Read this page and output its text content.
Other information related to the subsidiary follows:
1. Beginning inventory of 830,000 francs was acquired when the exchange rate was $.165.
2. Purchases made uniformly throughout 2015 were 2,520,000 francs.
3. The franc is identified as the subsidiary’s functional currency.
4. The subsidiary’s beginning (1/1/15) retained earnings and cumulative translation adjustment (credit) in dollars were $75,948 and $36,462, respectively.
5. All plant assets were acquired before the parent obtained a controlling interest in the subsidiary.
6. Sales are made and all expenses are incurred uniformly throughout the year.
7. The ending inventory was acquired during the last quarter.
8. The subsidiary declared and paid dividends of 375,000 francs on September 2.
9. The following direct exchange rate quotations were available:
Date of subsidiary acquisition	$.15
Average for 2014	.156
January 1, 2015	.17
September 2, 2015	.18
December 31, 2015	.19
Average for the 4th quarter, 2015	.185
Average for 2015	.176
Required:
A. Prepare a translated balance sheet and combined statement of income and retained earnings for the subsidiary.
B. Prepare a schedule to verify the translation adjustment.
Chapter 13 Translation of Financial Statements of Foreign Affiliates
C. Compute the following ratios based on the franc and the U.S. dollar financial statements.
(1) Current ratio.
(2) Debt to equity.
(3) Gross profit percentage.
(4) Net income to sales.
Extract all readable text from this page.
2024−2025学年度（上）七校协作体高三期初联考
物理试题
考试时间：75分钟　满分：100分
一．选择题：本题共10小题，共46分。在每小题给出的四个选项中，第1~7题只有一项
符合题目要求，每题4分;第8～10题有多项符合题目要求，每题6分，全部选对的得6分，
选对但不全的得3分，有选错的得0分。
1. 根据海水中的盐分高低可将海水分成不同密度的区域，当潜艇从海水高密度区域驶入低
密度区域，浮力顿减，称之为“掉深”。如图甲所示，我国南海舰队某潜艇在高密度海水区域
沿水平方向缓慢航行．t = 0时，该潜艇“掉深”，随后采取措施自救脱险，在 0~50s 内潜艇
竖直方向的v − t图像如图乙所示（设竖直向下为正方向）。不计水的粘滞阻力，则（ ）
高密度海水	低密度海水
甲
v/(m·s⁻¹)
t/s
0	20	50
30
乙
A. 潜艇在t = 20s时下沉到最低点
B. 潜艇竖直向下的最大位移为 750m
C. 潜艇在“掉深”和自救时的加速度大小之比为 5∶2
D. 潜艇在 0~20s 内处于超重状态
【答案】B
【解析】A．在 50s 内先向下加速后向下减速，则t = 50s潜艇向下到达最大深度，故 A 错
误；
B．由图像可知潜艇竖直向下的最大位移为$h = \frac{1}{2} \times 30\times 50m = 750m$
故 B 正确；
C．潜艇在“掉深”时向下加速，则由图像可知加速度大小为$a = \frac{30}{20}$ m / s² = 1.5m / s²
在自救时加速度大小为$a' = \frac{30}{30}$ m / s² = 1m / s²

Required work
Emit the records above again, exactly, with no line skipped.

Answer
Read this page and output its text content.
Other information related to the subsidiary follows:
1. Beginning inventory of 830,000 francs was acquired when the exchange rate was $.165.
2. Purchases made uniformly throughout 2015 were 2,520,000 francs.
3. The franc is identified as the subsidiary’s functional currency.
4. The subsidiary’s beginning (1/1/15) retained earnings and cumulative translation adjustment (credit) in dollars were $75,948 and $36,462, respectively.
5. All plant assets were acquired before the parent obtained a controlling interest in the subsidiary.
6. Sales are made and all expenses are incurred uniformly throughout the year.
7. The ending inventory was acquired during the last quarter.
8. The subsidiary declared and paid dividends of 375,000 francs on September 2.
9. The following direct exchange rate quotations were available:
Date of subsidiary acquisition	$.15
Average for 2014	.156
January 1, 2015	.17
September 2, 2015	.18
December 31, 2015	.19
Average for the 4th quarter, 2015	.185
Average for 2015	.176
Required:
A. Prepare a translated balance sheet and combined statement of income and retained earnings for the subsidiary.
B. Prepare a schedule to verify the translation adjustment.
Chapter 13 Translation of Financial Statements of Foreign Affiliates
C. Compute the following ratios based on the franc and the U.S. dollar financial statements.
(1) Current ratio.
(2) Debt to equity.
(3) Gross profit percentage.
(4) Net income to sales.
Extract all readable text from this page.
2024−2025学年度（上）七校协作体高三期初联考
物理试题
考试时间：75分钟　满分：100分
一．选择题：本题共10小题，共46分。在每小题给出的四个选项中，第1~7题只有一项
符合题目要求，每题4分;第8～10题有多项符合题目要求，每题6分，全部选对的得6分，
选对但不全的得3分，有选错的得0分。
1. 根据海水中的盐分高低可将海水分成不同密度的区域，当潜艇从海水高密度区域驶入低
密度区域，浮力顿减，称之为“掉深”。如图甲所示，我国南海舰队某潜艇在高密度海水区域
沿水平方向缓慢航行．t = 0时，该潜艇“掉深”，随后采取措施自救脱险，在 0~50s 内潜艇
竖直方向的v − t图像如图乙所示（设竖直向下为正方向）。不计水的粘滞阻力，则（ ）
高密度海水	低密度海水
甲
v/(m·s⁻¹)
t/s
0	20	50
30
乙
A. 潜艇在t = 20s时下沉到最低点
B. 潜艇竖直向下的最大位移为 750m
C. 潜艇在“掉深”和自救时的加速度大小之比为 5∶2
D. 潜艇在 0~20s 内处于超重状态
【答案】B
【解析】A．在 50s 内先向下加速后向下减速，则t = 50s潜艇向下到达最大深度，故 A 错
误；
B．由图像可知潜艇竖直向下的最大位移为$h = \frac{1}{2} \times 30\times 50m = 750m$
故 B 正确；
C．潜艇在“掉深”时向下加速，则由图像可知加速度大小为$a = \frac{30}{20}$ m / s² = 1.5m / s²
在自救时加速度大小为$a' = \frac{30}{30}$ m / s² = 1m / s²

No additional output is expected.